* **Given records**
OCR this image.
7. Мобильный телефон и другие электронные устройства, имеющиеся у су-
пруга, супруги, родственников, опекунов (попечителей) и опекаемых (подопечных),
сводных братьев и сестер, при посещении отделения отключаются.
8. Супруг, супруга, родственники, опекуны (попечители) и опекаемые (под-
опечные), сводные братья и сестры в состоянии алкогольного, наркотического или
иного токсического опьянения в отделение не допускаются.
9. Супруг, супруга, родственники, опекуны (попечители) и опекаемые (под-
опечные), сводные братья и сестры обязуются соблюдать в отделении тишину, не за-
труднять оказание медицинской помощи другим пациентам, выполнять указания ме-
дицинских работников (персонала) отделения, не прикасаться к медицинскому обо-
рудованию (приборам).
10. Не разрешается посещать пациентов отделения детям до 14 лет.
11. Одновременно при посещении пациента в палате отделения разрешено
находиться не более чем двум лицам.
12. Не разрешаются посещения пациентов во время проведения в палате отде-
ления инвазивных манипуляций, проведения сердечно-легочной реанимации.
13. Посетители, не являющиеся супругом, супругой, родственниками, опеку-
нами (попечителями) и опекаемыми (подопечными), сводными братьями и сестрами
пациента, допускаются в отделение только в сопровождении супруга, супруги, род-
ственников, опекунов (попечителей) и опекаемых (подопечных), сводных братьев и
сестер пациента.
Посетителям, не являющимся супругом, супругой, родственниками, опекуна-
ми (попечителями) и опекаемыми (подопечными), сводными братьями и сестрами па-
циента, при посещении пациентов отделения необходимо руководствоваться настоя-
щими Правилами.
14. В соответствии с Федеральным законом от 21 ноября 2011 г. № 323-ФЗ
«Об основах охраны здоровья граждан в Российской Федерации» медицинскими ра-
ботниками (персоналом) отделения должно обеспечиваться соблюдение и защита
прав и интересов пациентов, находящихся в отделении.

* **Given problem**
Set down every record above exactly as given.

* **Reply to the task**
OCR this image.
7. Мобильный телефон и другие электронные устройства, имеющиеся у су-
пруга, супруги, родственников, опекунов (попечителей) и опекаемых (подопечных),
сводных братьев и сестер, при посещении отделения отключаются.
8. Супруг, супруга, родственники, опекуны (попечители) и опекаемые (под-
опечные), сводные братья и сестры в состоянии алкогольного, наркотического или
иного токсического опьянения в отделение не допускаются.
9. Супруг, супруга, родственники, опекуны (попечители) и опекаемые (под-
опечные), сводные братья и сестры обязуются соблюдать в отделении тишину, не за-
труднять оказание медицинской помощи другим пациентам, выполнять указания ме-
дицинских работников (персонала) отделения, не прикасаться к медицинскому обо-
рудованию (приборам).
10. Не разрешается посещать пациентов отделения детям до 14 лет.
11. Одновременно при посещении пациента в палате отделения разрешено
находиться не более чем двум лицам.
12. Не разрешаются посещения пациентов во время проведения в палате отде-
ления инвазивных манипуляций, проведения сердечно-легочной реанимации.
13. Посетители, не являющиеся супругом, супругой, родственниками, опеку-
нами (попечителями) и опекаемыми (подопечными), сводными братьями и сестрами
пациента, допускаются в отделение только в сопровождении супруга, супруги, род-
ственников, опекунов (попечителей) и опекаемых (подопечных), сводных братьев и
сестер пациента.
Посетителям, не являющимся супругом, супругой, родственниками, опекуна-
ми (попечителями) и опекаемыми (подопечными), сводными братьями и сестрами па-
циента, при посещении пациентов отделения необходимо руководствоваться настоя-
щими Правилами.
14. В соответствии с Федеральным законом от 21 ноября 2011 г. № 323-ФЗ
«Об основах охраны здоровья граждан в Российской Федерации» медицинскими ра-
ботниками (персоналом) отделения должно обеспечиваться соблюдение и защита
прав и интересов пациентов, находящихся в отделении.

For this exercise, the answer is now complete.